▶ **Dataset records**

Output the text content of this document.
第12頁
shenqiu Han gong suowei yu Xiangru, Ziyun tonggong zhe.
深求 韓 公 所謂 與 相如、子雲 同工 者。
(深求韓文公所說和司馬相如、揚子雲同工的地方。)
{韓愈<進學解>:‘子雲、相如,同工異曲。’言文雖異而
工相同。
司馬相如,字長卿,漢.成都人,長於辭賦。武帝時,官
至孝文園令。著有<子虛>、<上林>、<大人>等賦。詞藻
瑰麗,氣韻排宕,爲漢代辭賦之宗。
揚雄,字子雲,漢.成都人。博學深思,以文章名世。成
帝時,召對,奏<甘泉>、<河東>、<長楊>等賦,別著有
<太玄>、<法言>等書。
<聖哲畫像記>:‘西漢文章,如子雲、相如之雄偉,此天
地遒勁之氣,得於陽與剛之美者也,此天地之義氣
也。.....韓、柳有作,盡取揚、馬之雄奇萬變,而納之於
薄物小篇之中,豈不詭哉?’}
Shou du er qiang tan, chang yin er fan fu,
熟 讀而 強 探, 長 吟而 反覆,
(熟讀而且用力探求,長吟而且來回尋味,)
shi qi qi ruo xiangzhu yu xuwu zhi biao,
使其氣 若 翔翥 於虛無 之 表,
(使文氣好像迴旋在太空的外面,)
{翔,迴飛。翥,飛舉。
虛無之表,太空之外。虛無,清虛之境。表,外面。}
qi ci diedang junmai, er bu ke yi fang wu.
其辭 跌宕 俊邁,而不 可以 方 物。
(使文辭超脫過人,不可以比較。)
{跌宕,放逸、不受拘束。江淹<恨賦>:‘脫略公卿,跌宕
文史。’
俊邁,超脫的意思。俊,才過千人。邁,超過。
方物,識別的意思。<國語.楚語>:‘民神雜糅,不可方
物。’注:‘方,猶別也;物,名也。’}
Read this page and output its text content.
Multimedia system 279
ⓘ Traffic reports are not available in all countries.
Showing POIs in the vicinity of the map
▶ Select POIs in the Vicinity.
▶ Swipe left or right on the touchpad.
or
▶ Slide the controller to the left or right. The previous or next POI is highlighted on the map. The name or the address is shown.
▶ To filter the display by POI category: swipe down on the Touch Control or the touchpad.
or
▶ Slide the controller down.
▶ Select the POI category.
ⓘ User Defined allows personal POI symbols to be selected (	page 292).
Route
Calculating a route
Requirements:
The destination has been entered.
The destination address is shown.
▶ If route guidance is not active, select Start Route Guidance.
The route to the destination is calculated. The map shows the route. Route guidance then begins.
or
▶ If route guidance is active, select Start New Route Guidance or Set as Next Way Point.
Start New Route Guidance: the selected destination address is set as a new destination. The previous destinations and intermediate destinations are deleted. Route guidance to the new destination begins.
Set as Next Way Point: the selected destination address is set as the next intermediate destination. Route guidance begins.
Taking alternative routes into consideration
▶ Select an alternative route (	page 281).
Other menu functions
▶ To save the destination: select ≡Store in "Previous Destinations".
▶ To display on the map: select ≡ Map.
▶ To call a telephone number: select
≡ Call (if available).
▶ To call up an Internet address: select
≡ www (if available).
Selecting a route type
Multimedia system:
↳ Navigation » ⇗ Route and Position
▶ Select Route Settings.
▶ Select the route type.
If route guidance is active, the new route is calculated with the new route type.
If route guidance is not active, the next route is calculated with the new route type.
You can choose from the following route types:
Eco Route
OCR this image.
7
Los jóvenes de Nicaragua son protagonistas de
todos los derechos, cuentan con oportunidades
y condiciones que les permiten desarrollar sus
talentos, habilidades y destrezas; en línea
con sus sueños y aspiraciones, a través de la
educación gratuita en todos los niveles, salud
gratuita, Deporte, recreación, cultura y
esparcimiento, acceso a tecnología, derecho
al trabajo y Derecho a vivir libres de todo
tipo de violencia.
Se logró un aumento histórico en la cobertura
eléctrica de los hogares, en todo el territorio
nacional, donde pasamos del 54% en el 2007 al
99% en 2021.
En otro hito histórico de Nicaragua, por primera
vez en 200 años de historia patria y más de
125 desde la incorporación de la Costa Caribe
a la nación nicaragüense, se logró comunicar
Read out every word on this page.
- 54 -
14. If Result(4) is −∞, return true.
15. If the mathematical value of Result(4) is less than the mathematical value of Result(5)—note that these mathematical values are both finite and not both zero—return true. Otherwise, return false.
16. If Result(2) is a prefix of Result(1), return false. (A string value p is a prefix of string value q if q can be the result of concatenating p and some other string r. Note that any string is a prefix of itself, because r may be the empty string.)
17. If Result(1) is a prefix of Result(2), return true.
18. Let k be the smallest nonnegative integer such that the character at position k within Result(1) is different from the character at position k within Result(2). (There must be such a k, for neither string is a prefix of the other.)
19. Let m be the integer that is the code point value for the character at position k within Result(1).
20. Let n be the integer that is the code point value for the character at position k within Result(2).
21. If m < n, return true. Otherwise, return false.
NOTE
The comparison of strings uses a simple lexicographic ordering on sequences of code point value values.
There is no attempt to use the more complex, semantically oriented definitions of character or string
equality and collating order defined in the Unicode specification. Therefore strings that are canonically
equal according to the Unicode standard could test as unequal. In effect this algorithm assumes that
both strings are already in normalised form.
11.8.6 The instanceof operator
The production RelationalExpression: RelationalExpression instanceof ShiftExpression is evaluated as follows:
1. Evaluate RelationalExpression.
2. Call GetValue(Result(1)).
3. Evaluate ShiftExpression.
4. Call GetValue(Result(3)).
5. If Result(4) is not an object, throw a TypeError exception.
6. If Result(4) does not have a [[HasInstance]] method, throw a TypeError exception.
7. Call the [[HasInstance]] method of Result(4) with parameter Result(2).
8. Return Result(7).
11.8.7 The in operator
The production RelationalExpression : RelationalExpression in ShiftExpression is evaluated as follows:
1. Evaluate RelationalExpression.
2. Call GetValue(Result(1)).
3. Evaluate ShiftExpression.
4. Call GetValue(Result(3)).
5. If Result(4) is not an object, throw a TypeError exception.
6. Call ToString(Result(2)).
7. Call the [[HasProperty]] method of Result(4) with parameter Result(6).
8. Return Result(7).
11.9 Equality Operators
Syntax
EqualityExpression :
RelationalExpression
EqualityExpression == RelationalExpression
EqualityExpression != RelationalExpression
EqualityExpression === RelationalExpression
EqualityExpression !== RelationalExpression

▶ **Problem description**
Copy every line that contains the string "shown".

▶ **Task answer**
▶ Slide the controller to the left or right. The previous or next POI is highlighted on the map. The name or the address is shown.
The destination address is shown.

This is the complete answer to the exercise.